What is required =
Print out every record exactly as it appears.

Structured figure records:
------------------------------------------------
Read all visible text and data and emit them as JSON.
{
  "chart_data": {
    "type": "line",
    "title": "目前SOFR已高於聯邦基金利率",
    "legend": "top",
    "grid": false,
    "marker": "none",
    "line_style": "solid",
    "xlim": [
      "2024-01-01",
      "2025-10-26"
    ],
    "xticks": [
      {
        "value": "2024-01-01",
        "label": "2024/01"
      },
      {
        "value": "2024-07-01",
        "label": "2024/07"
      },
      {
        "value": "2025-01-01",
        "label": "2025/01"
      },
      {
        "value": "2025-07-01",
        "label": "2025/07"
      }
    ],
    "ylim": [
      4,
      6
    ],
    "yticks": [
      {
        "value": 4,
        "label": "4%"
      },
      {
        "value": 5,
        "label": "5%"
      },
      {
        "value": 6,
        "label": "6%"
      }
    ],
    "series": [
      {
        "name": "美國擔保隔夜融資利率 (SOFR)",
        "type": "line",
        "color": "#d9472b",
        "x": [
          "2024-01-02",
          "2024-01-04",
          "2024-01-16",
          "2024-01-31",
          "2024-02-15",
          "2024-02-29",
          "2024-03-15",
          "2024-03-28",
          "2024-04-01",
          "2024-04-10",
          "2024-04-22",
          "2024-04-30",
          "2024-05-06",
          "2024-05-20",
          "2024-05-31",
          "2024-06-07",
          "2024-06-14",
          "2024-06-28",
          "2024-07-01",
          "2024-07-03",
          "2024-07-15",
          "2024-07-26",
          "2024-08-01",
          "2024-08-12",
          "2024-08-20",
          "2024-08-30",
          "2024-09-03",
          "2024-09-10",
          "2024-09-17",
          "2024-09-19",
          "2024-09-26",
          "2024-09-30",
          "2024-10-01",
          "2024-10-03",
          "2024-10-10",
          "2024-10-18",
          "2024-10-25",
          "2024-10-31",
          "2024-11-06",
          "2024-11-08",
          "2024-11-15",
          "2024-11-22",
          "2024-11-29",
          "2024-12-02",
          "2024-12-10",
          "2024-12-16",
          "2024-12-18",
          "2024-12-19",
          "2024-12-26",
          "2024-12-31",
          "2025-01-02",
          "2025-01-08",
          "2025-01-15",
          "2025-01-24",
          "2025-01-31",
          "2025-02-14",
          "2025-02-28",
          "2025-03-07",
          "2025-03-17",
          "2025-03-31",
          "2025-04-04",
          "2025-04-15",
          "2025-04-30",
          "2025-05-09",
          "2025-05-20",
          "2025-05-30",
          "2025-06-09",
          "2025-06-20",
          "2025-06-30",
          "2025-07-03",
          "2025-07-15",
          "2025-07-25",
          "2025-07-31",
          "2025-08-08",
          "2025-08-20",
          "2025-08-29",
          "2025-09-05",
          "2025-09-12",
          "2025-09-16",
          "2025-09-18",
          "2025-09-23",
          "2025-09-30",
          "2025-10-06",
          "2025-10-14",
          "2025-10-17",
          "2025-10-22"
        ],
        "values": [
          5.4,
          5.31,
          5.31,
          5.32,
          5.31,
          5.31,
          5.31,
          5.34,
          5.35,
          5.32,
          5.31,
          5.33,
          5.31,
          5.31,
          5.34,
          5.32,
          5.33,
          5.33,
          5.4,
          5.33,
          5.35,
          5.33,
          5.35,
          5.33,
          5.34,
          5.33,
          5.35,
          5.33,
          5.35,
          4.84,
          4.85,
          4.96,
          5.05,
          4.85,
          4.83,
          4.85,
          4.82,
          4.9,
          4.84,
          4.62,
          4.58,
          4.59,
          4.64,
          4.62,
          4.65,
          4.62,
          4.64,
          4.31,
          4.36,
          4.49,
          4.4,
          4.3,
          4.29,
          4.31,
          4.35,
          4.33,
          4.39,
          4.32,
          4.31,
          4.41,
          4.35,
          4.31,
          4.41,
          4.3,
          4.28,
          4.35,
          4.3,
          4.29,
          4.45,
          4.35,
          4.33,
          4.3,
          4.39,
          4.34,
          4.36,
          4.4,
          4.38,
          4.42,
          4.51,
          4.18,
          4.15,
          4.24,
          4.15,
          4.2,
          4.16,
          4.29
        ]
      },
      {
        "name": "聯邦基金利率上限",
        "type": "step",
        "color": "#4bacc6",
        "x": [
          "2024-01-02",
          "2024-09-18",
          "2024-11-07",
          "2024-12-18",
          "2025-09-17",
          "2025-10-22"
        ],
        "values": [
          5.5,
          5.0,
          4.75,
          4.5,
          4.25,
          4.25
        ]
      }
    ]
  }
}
------------------------------------------------
Correct answer =
Read all visible text and data and emit them as JSON.
{
  "chart_data": {
    "type": "line",
    "title": "目前SOFR已高於聯邦基金利率",
    "legend": "top",
    "grid": false,
    "marker": "none",
    "line_style": "solid",
    "xlim": [
      "2024-01-01",
      "2025-10-26"
    ],
    "xticks": [
      {
        "value": "2024-01-01",
        "label": "2024/01"
      },
      {
        "value": "2024-07-01",
        "label": "2024/07"
      },
      {
        "value": "2025-01-01",
        "label": "2025/01"
      },
      {
        "value": "2025-07-01",
        "label": "2025/07"
      }
    ],
    "ylim": [
      4,
      6
    ],
    "yticks": [
      {
        "value": 4,
        "label": "4%"
      },
      {
        "value": 5,
        "label": "5%"
      },
      {
        "value": 6,
        "label": "6%"
      }
    ],
    "series": [
      {
        "name": "美國擔保隔夜融資利率 (SOFR)",
        "type": "line",
        "color": "#d9472b",
        "x": [
          "2024-01-02",
          "2024-01-04",
          "2024-01-16",
          "2024-01-31",
          "2024-02-15",
          "2024-02-29",
          "2024-03-15",
          "2024-03-28",
          "2024-04-01",
          "2024-04-10",
          "2024-04-22",
          "2024-04-30",
          "2024-05-06",
          "2024-05-20",
          "2024-05-31",
          "2024-06-07",
          "2024-06-14",
          "2024-06-28",
          "2024-07-01",
          "2024-07-03",
          "2024-07-15",
          "2024-07-26",
          "2024-08-01",
          "2024-08-12",
          "2024-08-20",
          "2024-08-30",
          "2024-09-03",
          "2024-09-10",
          "2024-09-17",
          "2024-09-19",
          "2024-09-26",
          "2024-09-30",
          "2024-10-01",
          "2024-10-03",
          "2024-10-10",
          "2024-10-18",
          "2024-10-25",
          "2024-10-31",
          "2024-11-06",
          "2024-11-08",
          "2024-11-15",
          "2024-11-22",
          "2024-11-29",
          "2024-12-02",
          "2024-12-10",
          "2024-12-16",
          "2024-12-18",
          "2024-12-19",
          "2024-12-26",
          "2024-12-31",
          "2025-01-02",
          "2025-01-08",
          "2025-01-15",
          "2025-01-24",
          "2025-01-31",
          "2025-02-14",
          "2025-02-28",
          "2025-03-07",
          "2025-03-17",
          "2025-03-31",
          "2025-04-04",
          "2025-04-15",
          "2025-04-30",
          "2025-05-09",
          "2025-05-20",
          "2025-05-30",
          "2025-06-09",
          "2025-06-20",
          "2025-06-30",
          "2025-07-03",
          "2025-07-15",
          "2025-07-25",
          "2025-07-31",
          "2025-08-08",
          "2025-08-20",
          "2025-08-29",
          "2025-09-05",
          "2025-09-12",
          "2025-09-16",
          "2025-09-18",
          "2025-09-23",
          "2025-09-30",
          "2025-10-06",
          "2025-10-14",
          "2025-10-17",
          "2025-10-22"
        ],
        "values": [
          5.4,
          5.31,
          5.31,
          5.32,
          5.31,
          5.31,
          5.31,
          5.34,
          5.35,
          5.32,
          5.31,
          5.33,
          5.31,
          5.31,
          5.34,
          5.32,
          5.33,
          5.33,
          5.4,
          5.33,
          5.35,
          5.33,
          5.35,
          5.33,
          5.34,
          5.33,
          5.35,
          5.33,
          5.35,
          4.84,
          4.85,
          4.96,
          5.05,
          4.85,
          4.83,
          4.85,
          4.82,
          4.9,
          4.84,
          4.62,
          4.58,
          4.59,
          4.64,
          4.62,
          4.65,
          4.62,
          4.64,
          4.31,
          4.36,
          4.49,
          4.4,
          4.3,
          4.29,
          4.31,
          4.35,
          4.33,
          4.39,
          4.32,
          4.31,
          4.41,
          4.35,
          4.31,
          4.41,
          4.3,
          4.28,
          4.35,
          4.3,
          4.29,
          4.45,
          4.35,
          4.33,
          4.3,
          4.39,
          4.34,
          4.36,
          4.4,
          4.38,
          4.42,
          4.51,
          4.18,
          4.15,
          4.24,
          4.15,
          4.2,
          4.16,
          4.29
        ]
      },
      {
        "name": "聯邦基金利率上限",
        "type": "step",
        "color": "#4bacc6",
        "x": [
          "2024-01-02",
          "2024-09-18",
          "2024-11-07",
          "2024-12-18",
          "2025-09-17",
          "2025-10-22"
        ],
        "values": [
          5.5,
          5.0,
          4.75,
          4.5,
          4.25,
          4.25
        ]
      }
    ]
  }
}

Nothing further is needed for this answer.